* [Exercise brief]: Repeat the lines of the records exactly as they appear, from the start through the line containing "- node bus tap DISP1 line 1: [355, 142, 357, 144]", with that line included.

* [Provided information]:

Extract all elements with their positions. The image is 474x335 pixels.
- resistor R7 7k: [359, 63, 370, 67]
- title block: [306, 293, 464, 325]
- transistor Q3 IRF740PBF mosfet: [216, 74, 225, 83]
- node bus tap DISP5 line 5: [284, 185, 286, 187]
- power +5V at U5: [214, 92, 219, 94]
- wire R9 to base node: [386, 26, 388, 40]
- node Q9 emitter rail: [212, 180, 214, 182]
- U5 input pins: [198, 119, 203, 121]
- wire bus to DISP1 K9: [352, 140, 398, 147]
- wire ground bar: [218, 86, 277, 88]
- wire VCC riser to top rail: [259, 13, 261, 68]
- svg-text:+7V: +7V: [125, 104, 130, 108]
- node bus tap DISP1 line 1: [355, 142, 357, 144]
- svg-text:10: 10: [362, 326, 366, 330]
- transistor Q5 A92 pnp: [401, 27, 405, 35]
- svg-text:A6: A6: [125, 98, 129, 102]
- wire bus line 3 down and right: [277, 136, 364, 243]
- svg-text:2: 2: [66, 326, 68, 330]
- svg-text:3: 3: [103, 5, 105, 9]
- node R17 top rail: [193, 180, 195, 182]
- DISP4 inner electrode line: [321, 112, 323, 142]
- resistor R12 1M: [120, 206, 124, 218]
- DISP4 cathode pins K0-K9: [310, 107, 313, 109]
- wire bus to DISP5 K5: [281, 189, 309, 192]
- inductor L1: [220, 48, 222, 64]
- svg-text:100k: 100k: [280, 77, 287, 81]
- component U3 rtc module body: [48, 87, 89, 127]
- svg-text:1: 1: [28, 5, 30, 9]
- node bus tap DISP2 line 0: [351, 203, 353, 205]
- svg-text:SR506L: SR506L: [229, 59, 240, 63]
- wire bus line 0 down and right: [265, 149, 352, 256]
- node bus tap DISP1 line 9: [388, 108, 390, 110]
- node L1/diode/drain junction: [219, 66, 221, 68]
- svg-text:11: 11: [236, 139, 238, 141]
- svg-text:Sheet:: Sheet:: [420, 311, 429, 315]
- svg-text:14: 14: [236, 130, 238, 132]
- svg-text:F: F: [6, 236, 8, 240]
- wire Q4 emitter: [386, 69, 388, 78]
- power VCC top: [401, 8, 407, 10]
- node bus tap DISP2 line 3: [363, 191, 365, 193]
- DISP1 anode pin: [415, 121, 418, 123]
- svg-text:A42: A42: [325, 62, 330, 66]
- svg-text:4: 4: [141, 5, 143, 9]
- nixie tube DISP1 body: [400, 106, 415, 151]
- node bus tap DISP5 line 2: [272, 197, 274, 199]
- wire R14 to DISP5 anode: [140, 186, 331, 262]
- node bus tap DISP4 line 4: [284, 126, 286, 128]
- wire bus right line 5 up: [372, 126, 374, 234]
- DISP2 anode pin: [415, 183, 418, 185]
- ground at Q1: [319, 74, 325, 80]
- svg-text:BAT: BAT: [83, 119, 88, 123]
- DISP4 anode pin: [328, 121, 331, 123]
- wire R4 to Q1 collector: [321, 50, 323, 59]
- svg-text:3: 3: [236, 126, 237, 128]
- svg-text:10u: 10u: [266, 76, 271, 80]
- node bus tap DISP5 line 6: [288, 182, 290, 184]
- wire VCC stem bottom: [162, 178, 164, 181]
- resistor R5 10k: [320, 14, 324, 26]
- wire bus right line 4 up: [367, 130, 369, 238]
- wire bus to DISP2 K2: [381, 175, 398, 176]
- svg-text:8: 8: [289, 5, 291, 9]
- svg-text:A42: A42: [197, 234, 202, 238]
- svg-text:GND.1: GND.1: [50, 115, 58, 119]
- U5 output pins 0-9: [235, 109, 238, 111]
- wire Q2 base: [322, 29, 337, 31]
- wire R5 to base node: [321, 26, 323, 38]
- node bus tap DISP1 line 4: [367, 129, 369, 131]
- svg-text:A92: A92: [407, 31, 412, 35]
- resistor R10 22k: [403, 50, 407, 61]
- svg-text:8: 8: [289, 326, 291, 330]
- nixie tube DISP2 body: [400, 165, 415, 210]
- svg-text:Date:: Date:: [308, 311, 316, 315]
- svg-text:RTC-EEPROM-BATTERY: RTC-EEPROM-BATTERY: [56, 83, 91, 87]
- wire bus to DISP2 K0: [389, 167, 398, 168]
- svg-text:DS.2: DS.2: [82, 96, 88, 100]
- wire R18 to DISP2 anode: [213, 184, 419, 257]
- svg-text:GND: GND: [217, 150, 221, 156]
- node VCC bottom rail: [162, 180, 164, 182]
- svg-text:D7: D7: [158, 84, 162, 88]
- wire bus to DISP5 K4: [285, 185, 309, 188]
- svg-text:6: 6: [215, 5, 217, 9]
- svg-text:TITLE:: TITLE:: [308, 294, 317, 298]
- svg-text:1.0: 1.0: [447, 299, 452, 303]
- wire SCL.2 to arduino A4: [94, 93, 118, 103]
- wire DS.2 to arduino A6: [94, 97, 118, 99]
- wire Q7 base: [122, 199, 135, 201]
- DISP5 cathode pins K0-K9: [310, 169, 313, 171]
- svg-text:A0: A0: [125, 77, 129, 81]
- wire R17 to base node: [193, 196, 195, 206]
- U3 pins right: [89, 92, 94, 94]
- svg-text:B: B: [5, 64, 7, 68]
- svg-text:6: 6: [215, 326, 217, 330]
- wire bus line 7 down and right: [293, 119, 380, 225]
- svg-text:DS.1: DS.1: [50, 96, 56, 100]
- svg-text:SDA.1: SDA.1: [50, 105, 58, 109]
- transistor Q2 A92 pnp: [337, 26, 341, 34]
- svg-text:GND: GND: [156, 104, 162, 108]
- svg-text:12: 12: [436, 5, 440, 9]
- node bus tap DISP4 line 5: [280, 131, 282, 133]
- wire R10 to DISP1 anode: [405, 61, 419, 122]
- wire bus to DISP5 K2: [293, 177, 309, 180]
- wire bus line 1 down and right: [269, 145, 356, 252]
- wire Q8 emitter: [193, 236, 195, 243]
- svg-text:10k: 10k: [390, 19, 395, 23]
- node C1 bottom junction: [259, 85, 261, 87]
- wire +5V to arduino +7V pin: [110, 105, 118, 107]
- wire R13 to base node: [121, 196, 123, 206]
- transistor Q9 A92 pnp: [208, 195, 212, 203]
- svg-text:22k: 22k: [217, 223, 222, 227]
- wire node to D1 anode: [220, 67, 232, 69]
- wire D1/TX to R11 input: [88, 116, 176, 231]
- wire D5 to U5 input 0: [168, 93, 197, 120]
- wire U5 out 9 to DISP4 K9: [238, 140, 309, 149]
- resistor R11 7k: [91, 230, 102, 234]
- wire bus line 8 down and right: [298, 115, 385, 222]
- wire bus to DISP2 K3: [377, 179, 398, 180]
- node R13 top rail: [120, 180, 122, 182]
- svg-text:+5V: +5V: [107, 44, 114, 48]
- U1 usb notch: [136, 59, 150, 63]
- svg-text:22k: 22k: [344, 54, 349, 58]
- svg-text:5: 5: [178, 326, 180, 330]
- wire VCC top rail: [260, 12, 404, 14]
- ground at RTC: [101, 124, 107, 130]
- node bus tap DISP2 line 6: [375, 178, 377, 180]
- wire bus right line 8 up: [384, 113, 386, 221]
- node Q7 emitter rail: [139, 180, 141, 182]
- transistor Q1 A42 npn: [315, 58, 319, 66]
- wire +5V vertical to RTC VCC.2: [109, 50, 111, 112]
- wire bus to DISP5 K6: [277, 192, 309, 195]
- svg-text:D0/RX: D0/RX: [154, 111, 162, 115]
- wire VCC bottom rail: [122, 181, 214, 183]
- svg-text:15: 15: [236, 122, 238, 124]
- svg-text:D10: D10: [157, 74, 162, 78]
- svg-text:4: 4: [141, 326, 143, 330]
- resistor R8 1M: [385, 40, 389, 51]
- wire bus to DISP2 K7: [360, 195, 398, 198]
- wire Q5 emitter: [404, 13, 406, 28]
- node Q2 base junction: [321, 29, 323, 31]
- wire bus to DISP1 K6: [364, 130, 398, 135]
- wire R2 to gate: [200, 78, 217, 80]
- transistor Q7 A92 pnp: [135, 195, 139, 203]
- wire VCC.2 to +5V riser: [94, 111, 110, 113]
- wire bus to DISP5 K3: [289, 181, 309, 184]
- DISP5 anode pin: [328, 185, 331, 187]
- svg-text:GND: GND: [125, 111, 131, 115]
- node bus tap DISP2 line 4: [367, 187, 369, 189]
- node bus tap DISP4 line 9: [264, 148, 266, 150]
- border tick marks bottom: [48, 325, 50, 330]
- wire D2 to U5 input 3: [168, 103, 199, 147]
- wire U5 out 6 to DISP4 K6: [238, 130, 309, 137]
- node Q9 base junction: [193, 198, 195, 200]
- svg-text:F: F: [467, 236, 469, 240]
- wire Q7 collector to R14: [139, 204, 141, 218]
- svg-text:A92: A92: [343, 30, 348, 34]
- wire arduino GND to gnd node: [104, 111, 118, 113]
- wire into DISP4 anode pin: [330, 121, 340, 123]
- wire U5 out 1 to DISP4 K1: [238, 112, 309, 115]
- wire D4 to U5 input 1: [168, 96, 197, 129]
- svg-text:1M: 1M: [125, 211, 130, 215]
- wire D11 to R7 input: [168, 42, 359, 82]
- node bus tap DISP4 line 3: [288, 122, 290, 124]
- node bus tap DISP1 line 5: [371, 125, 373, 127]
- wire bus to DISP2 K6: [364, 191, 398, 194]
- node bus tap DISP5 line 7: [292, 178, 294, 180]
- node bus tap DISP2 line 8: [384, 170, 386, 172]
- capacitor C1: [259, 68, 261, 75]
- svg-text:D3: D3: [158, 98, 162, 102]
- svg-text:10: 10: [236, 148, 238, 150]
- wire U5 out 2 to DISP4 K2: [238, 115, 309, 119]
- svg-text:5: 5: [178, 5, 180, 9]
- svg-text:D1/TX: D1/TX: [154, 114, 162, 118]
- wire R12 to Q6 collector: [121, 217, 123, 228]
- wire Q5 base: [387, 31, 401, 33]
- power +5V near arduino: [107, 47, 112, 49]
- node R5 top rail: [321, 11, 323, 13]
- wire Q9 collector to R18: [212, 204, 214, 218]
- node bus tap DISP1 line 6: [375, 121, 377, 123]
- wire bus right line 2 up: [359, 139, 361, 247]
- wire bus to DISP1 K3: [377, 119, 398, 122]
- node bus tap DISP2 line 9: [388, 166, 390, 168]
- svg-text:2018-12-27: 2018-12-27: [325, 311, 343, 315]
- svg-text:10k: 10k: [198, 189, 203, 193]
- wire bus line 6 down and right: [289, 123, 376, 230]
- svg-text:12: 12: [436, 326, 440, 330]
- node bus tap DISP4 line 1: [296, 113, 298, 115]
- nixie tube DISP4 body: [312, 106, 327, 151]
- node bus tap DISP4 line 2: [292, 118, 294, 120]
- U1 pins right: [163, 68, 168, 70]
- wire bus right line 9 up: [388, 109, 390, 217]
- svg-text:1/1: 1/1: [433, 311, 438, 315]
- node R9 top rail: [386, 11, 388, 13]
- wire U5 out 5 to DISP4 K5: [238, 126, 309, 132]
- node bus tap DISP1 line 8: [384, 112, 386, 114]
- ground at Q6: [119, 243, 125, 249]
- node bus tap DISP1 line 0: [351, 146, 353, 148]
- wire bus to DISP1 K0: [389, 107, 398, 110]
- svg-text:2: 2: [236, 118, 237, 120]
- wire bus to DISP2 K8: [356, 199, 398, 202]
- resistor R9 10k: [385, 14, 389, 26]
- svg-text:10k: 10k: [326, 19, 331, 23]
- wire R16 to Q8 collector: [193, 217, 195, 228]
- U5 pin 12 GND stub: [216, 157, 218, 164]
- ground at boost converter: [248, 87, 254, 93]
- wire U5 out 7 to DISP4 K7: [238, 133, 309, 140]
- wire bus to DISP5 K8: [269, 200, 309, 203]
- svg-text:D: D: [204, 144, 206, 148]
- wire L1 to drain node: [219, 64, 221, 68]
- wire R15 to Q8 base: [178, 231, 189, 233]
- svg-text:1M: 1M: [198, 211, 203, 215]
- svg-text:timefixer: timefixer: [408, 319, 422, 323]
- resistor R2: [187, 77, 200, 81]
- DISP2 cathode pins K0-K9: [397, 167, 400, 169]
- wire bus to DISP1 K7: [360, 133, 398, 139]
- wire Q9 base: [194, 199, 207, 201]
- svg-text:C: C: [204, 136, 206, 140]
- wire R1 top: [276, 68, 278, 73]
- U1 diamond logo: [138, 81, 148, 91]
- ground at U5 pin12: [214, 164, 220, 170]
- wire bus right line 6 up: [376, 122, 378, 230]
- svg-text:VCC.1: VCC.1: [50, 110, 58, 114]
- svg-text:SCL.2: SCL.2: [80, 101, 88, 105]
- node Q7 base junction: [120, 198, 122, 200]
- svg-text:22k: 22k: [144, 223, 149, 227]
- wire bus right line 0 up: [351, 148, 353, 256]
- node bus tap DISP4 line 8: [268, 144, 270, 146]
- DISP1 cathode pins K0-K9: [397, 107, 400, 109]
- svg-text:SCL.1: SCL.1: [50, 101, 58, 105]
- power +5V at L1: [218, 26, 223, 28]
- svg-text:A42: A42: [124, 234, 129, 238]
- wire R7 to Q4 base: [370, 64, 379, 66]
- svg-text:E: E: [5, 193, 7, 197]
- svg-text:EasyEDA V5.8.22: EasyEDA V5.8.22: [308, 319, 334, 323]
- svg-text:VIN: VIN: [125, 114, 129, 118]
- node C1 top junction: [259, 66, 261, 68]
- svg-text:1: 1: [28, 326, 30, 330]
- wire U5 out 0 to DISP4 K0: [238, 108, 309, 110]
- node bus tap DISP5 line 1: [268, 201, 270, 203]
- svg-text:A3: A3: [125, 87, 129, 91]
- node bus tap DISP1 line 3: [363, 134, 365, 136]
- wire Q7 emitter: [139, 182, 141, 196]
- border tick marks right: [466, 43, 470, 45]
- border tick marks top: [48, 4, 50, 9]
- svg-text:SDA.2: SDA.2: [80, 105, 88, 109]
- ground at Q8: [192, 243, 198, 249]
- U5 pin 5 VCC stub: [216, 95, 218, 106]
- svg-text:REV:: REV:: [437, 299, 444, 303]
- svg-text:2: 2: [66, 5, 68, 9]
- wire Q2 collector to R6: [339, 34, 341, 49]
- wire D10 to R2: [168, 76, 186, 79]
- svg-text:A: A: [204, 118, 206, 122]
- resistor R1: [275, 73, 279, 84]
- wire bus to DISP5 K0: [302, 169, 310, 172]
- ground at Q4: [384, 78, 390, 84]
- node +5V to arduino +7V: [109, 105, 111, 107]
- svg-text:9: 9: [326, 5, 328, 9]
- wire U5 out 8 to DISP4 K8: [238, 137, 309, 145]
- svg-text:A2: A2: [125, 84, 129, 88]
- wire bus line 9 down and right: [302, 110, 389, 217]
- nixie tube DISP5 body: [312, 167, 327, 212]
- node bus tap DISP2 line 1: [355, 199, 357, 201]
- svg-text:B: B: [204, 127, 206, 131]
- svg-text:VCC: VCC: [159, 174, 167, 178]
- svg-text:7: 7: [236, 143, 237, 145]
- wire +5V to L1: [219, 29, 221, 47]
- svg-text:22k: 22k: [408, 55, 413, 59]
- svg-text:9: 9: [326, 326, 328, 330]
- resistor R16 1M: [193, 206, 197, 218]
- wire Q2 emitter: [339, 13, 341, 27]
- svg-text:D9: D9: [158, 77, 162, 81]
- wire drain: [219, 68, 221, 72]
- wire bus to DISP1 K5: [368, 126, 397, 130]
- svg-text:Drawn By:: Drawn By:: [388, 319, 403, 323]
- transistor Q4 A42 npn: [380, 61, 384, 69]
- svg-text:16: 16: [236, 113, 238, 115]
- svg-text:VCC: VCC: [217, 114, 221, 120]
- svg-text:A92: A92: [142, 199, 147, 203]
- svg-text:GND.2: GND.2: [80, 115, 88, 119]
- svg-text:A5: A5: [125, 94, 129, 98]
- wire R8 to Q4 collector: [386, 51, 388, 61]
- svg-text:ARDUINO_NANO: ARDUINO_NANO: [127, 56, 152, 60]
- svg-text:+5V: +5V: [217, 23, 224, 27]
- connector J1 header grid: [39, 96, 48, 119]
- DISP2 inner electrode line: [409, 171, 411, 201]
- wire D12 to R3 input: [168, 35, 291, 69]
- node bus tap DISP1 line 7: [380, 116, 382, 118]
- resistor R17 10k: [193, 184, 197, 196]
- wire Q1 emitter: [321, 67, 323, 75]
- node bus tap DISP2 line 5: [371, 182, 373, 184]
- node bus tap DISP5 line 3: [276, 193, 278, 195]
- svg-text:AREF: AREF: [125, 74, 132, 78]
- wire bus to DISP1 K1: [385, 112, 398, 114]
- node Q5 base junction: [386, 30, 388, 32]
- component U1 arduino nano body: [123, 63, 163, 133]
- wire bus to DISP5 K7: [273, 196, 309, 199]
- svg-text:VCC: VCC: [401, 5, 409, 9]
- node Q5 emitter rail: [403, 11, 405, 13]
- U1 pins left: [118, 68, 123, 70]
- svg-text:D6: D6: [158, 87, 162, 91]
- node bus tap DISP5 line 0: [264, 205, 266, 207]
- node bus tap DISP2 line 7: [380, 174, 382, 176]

* [Task response]:
Extract all elements with their positions. The image is 474x335 pixels.
- resistor R7 7k: [359, 63, 370, 67]
- title block: [306, 293, 464, 325]
- transistor Q3 IRF740PBF mosfet: [216, 74, 225, 83]
- node bus tap DISP5 line 5: [284, 185, 286, 187]
- power +5V at U5: [214, 92, 219, 94]
- wire R9 to base node: [386, 26, 388, 40]
- node Q9 emitter rail: [212, 180, 214, 182]
- U5 input pins: [198, 119, 203, 121]
- wire bus to DISP1 K9: [352, 140, 398, 147]
- wire ground bar: [218, 86, 277, 88]
- wire VCC riser to top rail: [259, 13, 261, 68]
- svg-text:+7V: +7V: [125, 104, 130, 108]
- node bus tap DISP1 line 1: [355, 142, 357, 144]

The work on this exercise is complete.